# START OF EXTRACTED INFORMATION

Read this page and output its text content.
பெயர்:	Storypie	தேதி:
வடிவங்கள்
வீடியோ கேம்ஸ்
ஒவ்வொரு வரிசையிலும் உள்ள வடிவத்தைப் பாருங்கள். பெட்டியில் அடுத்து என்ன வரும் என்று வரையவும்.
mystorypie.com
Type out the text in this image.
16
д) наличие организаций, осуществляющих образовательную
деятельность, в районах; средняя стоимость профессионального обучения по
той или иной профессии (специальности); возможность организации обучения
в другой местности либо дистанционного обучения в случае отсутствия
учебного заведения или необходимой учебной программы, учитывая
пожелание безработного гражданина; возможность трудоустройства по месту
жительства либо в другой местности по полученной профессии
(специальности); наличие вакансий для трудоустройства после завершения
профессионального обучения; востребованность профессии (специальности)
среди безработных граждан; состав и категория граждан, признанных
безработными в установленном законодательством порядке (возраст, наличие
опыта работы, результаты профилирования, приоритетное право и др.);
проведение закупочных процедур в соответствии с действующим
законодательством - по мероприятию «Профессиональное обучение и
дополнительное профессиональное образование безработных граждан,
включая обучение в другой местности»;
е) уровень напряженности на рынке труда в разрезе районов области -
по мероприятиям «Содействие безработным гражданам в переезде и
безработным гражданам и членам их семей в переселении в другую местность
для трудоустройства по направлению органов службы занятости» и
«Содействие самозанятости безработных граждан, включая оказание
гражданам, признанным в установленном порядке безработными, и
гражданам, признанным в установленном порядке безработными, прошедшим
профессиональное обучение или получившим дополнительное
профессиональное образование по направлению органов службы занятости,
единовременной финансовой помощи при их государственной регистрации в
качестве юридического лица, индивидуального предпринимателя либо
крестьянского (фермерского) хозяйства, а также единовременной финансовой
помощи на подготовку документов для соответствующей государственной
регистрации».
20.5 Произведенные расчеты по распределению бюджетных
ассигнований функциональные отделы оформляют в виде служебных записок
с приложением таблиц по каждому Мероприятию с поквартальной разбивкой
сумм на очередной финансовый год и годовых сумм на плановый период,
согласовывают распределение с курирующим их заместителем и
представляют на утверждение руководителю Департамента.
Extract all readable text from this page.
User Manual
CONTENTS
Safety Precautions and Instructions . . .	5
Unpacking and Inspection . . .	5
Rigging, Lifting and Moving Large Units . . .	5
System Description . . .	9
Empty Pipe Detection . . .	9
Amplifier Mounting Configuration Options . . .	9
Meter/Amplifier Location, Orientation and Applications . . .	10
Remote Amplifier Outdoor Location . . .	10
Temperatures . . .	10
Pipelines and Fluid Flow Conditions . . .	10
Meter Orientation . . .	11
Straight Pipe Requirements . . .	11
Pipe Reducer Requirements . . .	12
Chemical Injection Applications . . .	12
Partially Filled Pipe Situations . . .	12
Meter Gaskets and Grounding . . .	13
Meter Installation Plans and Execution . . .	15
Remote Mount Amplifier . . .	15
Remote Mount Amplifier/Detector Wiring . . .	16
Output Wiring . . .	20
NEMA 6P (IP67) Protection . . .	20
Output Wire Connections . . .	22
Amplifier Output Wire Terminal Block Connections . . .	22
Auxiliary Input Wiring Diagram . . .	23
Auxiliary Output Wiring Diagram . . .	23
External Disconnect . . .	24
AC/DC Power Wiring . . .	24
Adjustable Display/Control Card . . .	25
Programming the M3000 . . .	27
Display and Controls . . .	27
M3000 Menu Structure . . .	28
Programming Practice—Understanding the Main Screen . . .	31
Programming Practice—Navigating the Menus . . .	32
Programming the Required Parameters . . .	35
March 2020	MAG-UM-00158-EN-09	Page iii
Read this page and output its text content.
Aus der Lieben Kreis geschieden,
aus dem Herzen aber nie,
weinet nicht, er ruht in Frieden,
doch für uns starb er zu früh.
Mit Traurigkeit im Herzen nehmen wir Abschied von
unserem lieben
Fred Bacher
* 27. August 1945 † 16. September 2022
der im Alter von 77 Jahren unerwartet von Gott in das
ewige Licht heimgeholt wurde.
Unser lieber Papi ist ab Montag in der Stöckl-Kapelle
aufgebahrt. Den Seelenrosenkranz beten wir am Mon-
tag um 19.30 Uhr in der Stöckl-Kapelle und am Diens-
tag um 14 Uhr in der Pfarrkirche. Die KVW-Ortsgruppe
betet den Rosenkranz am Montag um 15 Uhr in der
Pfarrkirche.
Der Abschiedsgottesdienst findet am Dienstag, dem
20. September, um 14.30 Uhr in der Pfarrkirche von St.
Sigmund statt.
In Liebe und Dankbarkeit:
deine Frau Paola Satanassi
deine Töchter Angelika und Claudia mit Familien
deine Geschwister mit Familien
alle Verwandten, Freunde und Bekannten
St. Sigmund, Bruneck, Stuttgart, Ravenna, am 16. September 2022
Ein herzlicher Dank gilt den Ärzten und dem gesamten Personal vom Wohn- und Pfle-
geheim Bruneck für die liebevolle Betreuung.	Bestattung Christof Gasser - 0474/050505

# END OF EXTRACTED INFORMATION

Write the data from above out again, exactly.

**EXERCISE ANSWER**
Read this page and output its text content.
பெயர்:	Storypie	தேதி:
வடிவங்கள்
வீடியோ கேம்ஸ்
ஒவ்வொரு வரிசையிலும் உள்ள வடிவத்தைப் பாருங்கள். பெட்டியில் அடுத்து என்ன வரும் என்று வரையவும்.
mystorypie.com
Type out the text in this image.
16
д) наличие организаций, осуществляющих образовательную
деятельность, в районах; средняя стоимость профессионального обучения по
той или иной профессии (специальности); возможность организации обучения
в другой местности либо дистанционного обучения в случае отсутствия
учебного заведения или необходимой учебной программы, учитывая
пожелание безработного гражданина; возможность трудоустройства по месту
жительства либо в другой местности по полученной профессии
(специальности); наличие вакансий для трудоустройства после завершения
профессионального обучения; востребованность профессии (специальности)
среди безработных граждан; состав и категория граждан, признанных
безработными в установленном законодательством порядке (возраст, наличие
опыта работы, результаты профилирования, приоритетное право и др.);
проведение закупочных процедур в соответствии с действующим
законодательством - по мероприятию «Профессиональное обучение и
дополнительное профессиональное образование безработных граждан,
включая обучение в другой местности»;
е) уровень напряженности на рынке труда в разрезе районов области -
по мероприятиям «Содействие безработным гражданам в переезде и
безработным гражданам и членам их семей в переселении в другую местность
для трудоустройства по направлению органов службы занятости» и
«Содействие самозанятости безработных граждан, включая оказание
гражданам, признанным в установленном порядке безработными, и
гражданам, признанным в установленном порядке безработными, прошедшим
профессиональное обучение или получившим дополнительное
профессиональное образование по направлению органов службы занятости,
единовременной финансовой помощи при их государственной регистрации в
качестве юридического лица, индивидуального предпринимателя либо
крестьянского (фермерского) хозяйства, а также единовременной финансовой
помощи на подготовку документов для соответствующей государственной
регистрации».
20.5 Произведенные расчеты по распределению бюджетных
ассигнований функциональные отделы оформляют в виде служебных записок
с приложением таблиц по каждому Мероприятию с поквартальной разбивкой
сумм на очередной финансовый год и годовых сумм на плановый период,
согласовывают распределение с курирующим их заместителем и
представляют на утверждение руководителю Департамента.
Extract all readable text from this page.
User Manual
CONTENTS
Safety Precautions and Instructions . . .	5
Unpacking and Inspection . . .	5
Rigging, Lifting and Moving Large Units . . .	5
System Description . . .	9
Empty Pipe Detection . . .	9
Amplifier Mounting Configuration Options . . .	9
Meter/Amplifier Location, Orientation and Applications . . .	10
Remote Amplifier Outdoor Location . . .	10
Temperatures . . .	10
Pipelines and Fluid Flow Conditions . . .	10
Meter Orientation . . .	11
Straight Pipe Requirements . . .	11
Pipe Reducer Requirements . . .	12
Chemical Injection Applications . . .	12
Partially Filled Pipe Situations . . .	12
Meter Gaskets and Grounding . . .	13
Meter Installation Plans and Execution . . .	15
Remote Mount Amplifier . . .	15
Remote Mount Amplifier/Detector Wiring . . .	16
Output Wiring . . .	20
NEMA 6P (IP67) Protection . . .	20
Output Wire Connections . . .	22
Amplifier Output Wire Terminal Block Connections . . .	22
Auxiliary Input Wiring Diagram . . .	23
Auxiliary Output Wiring Diagram . . .	23
External Disconnect . . .	24
AC/DC Power Wiring . . .	24
Adjustable Display/Control Card . . .	25
Programming the M3000 . . .	27
Display and Controls . . .	27
M3000 Menu Structure . . .	28
Programming Practice—Understanding the Main Screen . . .	31
Programming Practice—Navigating the Menus . . .	32
Programming the Required Parameters . . .	35
March 2020	MAG-UM-00158-EN-09	Page iii
Read this page and output its text content.
Aus der Lieben Kreis geschieden,
aus dem Herzen aber nie,
weinet nicht, er ruht in Frieden,
doch für uns starb er zu früh.
Mit Traurigkeit im Herzen nehmen wir Abschied von
unserem lieben
Fred Bacher
* 27. August 1945 † 16. September 2022
der im Alter von 77 Jahren unerwartet von Gott in das
ewige Licht heimgeholt wurde.
Unser lieber Papi ist ab Montag in der Stöckl-Kapelle
aufgebahrt. Den Seelenrosenkranz beten wir am Mon-
tag um 19.30 Uhr in der Stöckl-Kapelle und am Diens-
tag um 14 Uhr in der Pfarrkirche. Die KVW-Ortsgruppe
betet den Rosenkranz am Montag um 15 Uhr in der
Pfarrkirche.
Der Abschiedsgottesdienst findet am Dienstag, dem
20. September, um 14.30 Uhr in der Pfarrkirche von St.
Sigmund statt.
In Liebe und Dankbarkeit:
deine Frau Paola Satanassi
deine Töchter Angelika und Claudia mit Familien
deine Geschwister mit Familien
alle Verwandten, Freunde und Bekannten
St. Sigmund, Bruneck, Stuttgart, Ravenna, am 16. September 2022
Ein herzlicher Dank gilt den Ärzten und dem gesamten Personal vom Wohn- und Pfle-
geheim Bruneck für die liebevolle Betreuung.	Bestattung Christof Gasser - 0474/050505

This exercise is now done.